Please report every line from the material that contains the word "China".
***** Records for the task *****
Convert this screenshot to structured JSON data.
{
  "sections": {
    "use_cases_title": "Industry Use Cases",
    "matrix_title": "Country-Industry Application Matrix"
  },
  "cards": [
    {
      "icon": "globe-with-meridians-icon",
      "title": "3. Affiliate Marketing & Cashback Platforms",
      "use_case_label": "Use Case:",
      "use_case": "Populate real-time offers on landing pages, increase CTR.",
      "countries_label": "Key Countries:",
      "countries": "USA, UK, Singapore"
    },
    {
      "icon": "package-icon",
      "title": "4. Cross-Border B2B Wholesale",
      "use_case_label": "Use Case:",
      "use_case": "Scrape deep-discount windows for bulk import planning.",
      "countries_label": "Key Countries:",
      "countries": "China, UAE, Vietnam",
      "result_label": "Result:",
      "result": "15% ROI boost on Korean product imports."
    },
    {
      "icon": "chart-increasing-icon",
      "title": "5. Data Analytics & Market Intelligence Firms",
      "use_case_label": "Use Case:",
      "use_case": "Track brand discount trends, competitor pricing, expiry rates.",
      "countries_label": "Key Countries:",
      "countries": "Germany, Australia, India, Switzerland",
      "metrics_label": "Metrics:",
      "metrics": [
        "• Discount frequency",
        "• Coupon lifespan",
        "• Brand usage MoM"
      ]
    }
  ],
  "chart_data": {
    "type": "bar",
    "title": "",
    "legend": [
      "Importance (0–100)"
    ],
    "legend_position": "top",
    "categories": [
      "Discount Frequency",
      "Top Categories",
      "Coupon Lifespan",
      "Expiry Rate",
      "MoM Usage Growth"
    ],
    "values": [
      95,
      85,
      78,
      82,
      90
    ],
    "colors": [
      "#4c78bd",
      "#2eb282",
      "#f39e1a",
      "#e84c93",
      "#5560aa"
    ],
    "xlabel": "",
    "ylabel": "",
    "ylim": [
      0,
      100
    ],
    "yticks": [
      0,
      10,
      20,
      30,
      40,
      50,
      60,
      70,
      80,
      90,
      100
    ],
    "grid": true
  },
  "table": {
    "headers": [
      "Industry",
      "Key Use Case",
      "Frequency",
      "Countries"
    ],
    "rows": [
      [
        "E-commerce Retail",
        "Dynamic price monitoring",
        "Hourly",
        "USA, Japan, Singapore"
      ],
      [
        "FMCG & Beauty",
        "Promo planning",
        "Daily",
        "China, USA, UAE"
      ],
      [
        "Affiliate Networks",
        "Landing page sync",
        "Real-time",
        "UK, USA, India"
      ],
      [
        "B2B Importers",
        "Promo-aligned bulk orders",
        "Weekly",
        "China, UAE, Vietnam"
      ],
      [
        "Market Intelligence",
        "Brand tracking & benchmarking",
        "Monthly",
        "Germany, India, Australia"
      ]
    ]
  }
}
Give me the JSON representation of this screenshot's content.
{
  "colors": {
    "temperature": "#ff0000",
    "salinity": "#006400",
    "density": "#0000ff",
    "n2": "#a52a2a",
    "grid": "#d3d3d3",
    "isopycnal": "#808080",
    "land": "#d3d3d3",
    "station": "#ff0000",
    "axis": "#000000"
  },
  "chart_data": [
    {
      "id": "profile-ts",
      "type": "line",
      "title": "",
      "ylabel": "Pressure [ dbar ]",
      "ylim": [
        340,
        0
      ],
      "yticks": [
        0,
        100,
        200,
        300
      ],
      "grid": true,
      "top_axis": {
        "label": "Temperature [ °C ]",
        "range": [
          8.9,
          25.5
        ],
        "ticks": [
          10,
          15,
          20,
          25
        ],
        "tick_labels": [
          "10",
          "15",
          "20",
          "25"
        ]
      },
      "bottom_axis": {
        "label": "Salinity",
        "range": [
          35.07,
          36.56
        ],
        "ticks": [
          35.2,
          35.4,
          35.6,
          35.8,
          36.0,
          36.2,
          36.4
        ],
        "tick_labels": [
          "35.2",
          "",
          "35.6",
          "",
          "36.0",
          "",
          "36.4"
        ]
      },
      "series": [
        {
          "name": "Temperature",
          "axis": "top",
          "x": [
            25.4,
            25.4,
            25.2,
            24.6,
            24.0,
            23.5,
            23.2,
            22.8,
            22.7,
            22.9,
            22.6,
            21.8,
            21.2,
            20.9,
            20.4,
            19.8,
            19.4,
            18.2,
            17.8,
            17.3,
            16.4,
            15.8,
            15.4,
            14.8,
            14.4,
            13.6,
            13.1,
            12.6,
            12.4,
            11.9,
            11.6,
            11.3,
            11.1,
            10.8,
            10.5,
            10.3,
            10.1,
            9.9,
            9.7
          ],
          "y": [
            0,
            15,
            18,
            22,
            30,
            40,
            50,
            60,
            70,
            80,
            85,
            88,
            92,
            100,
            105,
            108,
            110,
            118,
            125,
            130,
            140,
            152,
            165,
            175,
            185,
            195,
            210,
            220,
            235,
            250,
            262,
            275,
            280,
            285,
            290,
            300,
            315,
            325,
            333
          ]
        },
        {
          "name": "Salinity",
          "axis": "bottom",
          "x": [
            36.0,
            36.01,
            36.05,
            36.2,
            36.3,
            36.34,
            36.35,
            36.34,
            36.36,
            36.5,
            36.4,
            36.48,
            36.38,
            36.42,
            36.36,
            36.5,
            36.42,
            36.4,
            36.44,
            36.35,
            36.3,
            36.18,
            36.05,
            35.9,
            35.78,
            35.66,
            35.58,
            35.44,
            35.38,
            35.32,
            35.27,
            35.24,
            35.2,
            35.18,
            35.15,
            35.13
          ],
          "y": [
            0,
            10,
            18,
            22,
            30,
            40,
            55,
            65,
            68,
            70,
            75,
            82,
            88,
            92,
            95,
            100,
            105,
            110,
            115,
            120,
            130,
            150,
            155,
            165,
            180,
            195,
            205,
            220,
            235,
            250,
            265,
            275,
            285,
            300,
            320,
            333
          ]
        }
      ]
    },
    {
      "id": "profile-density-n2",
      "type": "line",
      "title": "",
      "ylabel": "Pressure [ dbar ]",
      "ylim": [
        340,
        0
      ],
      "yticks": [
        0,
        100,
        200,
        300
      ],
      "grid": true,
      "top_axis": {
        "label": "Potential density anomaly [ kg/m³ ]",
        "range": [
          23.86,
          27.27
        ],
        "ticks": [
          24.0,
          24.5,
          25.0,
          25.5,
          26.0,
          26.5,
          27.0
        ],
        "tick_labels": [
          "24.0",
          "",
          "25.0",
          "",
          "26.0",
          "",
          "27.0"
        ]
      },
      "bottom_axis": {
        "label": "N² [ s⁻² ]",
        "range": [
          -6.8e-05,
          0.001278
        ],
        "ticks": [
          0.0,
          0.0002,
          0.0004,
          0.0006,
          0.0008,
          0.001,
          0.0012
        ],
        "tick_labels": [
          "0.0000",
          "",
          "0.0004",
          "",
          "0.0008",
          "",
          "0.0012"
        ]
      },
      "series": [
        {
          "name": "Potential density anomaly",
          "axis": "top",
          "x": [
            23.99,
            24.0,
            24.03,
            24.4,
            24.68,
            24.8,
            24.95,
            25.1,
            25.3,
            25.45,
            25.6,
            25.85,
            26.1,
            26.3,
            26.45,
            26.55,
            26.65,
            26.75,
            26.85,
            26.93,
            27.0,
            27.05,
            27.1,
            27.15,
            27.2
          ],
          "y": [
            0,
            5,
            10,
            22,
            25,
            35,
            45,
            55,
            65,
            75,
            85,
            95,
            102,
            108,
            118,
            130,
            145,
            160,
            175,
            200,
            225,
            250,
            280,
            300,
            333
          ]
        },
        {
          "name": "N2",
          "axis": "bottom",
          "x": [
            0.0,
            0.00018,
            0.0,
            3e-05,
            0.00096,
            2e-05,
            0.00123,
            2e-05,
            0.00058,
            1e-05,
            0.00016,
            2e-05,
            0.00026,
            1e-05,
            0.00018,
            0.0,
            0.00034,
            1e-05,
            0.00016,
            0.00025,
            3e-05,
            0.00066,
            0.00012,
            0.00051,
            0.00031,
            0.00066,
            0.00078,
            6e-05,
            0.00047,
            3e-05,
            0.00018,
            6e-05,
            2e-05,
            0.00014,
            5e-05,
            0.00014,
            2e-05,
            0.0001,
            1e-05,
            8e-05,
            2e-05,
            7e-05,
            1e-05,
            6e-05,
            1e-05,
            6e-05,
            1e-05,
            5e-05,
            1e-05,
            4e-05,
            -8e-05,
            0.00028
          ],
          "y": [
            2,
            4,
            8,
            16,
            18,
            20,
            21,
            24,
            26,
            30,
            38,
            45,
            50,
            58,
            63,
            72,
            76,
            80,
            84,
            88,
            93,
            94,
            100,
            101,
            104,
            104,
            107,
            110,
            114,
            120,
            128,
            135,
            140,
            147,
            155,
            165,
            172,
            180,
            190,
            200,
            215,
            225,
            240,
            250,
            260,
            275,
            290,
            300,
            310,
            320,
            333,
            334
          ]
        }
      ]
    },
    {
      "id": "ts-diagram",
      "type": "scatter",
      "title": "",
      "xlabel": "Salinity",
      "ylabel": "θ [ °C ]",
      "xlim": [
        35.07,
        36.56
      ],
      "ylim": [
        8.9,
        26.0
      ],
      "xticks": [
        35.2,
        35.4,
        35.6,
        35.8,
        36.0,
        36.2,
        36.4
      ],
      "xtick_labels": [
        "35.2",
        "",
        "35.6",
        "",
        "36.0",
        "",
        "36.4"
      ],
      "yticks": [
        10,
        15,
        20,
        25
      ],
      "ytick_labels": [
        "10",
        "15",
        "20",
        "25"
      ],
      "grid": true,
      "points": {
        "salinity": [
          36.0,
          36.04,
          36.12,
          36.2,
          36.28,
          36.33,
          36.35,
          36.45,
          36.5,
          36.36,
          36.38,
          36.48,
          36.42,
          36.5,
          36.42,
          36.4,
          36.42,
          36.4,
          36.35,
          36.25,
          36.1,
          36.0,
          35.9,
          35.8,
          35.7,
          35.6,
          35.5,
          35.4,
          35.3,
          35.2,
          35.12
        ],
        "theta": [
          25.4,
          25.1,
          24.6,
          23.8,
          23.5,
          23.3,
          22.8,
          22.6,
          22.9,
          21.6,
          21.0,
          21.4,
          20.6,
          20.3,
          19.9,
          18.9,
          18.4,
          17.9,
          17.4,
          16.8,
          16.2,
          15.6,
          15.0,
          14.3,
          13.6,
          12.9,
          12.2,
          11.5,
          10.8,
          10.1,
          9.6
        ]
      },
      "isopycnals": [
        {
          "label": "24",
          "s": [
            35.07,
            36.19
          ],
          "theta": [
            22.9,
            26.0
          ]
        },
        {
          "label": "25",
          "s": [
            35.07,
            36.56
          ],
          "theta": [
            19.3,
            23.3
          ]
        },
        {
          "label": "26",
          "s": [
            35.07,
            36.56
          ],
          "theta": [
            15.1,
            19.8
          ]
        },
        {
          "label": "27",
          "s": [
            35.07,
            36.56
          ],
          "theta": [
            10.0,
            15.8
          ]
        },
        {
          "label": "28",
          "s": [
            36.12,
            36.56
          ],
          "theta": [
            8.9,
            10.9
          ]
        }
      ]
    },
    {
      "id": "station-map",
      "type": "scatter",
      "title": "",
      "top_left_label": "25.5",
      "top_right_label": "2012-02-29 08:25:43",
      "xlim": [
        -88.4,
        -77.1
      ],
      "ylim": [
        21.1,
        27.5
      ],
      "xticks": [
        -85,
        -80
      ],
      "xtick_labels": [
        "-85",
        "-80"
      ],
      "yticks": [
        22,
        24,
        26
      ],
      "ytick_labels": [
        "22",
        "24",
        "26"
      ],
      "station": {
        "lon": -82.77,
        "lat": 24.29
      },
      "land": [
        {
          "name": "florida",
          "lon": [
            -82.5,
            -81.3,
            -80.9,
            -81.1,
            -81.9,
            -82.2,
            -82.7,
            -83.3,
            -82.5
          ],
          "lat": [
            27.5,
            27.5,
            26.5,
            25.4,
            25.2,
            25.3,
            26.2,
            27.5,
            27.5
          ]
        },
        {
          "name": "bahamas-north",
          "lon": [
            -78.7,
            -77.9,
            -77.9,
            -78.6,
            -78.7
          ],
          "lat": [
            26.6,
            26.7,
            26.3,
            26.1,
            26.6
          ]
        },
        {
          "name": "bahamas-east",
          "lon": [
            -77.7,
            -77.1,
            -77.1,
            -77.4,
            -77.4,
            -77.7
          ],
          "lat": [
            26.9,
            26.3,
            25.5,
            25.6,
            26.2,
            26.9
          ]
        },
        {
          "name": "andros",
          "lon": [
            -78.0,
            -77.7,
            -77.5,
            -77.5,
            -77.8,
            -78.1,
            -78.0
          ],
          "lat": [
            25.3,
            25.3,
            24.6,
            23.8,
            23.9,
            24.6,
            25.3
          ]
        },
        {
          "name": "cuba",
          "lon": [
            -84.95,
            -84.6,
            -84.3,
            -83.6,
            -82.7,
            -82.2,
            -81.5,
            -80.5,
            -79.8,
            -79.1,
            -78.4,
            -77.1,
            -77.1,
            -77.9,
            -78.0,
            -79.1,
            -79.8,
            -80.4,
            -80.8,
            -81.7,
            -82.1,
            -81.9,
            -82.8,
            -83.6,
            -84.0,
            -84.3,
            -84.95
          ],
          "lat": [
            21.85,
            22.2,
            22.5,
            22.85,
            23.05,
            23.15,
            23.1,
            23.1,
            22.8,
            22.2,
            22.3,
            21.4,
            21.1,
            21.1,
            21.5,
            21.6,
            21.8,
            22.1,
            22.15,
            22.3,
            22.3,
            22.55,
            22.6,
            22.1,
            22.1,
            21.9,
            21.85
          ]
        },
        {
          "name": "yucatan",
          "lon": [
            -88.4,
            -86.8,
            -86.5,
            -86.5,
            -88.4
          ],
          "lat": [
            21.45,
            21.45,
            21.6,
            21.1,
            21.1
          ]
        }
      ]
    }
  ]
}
*****
### Exercise response
      "countries": "China, UAE, Vietnam",
        "China, USA, UAE"
        "China, UAE, Vietnam"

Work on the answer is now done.